Aim of the exercise - Each line that follows is to be retyped exactly.

Provided data -
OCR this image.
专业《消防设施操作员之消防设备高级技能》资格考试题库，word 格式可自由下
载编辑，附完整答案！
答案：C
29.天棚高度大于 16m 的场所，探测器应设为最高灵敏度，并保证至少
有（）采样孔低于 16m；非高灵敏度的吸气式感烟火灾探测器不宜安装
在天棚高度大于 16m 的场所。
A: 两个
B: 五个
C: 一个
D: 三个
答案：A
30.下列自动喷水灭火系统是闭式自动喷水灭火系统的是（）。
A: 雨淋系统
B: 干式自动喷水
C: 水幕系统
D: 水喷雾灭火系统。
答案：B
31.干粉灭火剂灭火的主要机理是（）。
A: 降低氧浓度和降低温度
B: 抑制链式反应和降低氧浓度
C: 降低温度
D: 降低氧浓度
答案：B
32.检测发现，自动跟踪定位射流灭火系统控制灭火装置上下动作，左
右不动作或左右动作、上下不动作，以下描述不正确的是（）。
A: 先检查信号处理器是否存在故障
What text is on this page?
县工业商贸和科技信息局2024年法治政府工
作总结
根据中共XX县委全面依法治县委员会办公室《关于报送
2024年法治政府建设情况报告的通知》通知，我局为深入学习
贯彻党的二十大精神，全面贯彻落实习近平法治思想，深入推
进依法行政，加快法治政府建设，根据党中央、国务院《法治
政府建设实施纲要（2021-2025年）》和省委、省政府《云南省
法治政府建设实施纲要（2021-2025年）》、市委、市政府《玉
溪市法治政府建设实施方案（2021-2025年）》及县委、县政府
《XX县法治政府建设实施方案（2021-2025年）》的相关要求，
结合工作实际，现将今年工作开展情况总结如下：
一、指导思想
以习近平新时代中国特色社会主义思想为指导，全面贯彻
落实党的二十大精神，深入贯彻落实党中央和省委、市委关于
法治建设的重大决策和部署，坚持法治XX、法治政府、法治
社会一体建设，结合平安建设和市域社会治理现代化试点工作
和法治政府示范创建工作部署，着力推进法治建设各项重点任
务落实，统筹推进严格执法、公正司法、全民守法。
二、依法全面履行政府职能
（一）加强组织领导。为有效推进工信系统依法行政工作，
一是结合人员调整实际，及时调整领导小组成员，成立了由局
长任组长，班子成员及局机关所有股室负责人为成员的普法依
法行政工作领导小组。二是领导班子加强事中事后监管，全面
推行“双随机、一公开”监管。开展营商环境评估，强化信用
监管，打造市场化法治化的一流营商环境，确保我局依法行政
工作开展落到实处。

Exercise result -
OCR this image.
专业《消防设施操作员之消防设备高级技能》资格考试题库，word 格式可自由下
载编辑，附完整答案！
答案：C
29.天棚高度大于 16m 的场所，探测器应设为最高灵敏度，并保证至少
有（）采样孔低于 16m；非高灵敏度的吸气式感烟火灾探测器不宜安装
在天棚高度大于 16m 的场所。
A: 两个
B: 五个
C: 一个
D: 三个
答案：A
30.下列自动喷水灭火系统是闭式自动喷水灭火系统的是（）。
A: 雨淋系统
B: 干式自动喷水
C: 水幕系统
D: 水喷雾灭火系统。
答案：B
31.干粉灭火剂灭火的主要机理是（）。
A: 降低氧浓度和降低温度
B: 抑制链式反应和降低氧浓度
C: 降低温度
D: 降低氧浓度
答案：B
32.检测发现，自动跟踪定位射流灭火系统控制灭火装置上下动作，左
右不动作或左右动作、上下不动作，以下描述不正确的是（）。
A: 先检查信号处理器是否存在故障
What text is on this page?
县工业商贸和科技信息局2024年法治政府工
作总结
根据中共XX县委全面依法治县委员会办公室《关于报送
2024年法治政府建设情况报告的通知》通知，我局为深入学习
贯彻党的二十大精神，全面贯彻落实习近平法治思想，深入推
进依法行政，加快法治政府建设，根据党中央、国务院《法治
政府建设实施纲要（2021-2025年）》和省委、省政府《云南省
法治政府建设实施纲要（2021-2025年）》、市委、市政府《玉
溪市法治政府建设实施方案（2021-2025年）》及县委、县政府
《XX县法治政府建设实施方案（2021-2025年）》的相关要求，
结合工作实际，现将今年工作开展情况总结如下：
一、指导思想
以习近平新时代中国特色社会主义思想为指导，全面贯彻
落实党的二十大精神，深入贯彻落实党中央和省委、市委关于
法治建设的重大决策和部署，坚持法治XX、法治政府、法治
社会一体建设，结合平安建设和市域社会治理现代化试点工作
和法治政府示范创建工作部署，着力推进法治建设各项重点任
务落实，统筹推进严格执法、公正司法、全民守法。
二、依法全面履行政府职能
（一）加强组织领导。为有效推进工信系统依法行政工作，
一是结合人员调整实际，及时调整领导小组成员，成立了由局
长任组长，班子成员及局机关所有股室负责人为成员的普法依
法行政工作领导小组。二是领导班子加强事中事后监管，全面
推行“双随机、一公开”监管。开展营商环境评估，强化信用
监管，打造市场化法治化的一流营商环境，确保我局依法行政
工作开展落到实处。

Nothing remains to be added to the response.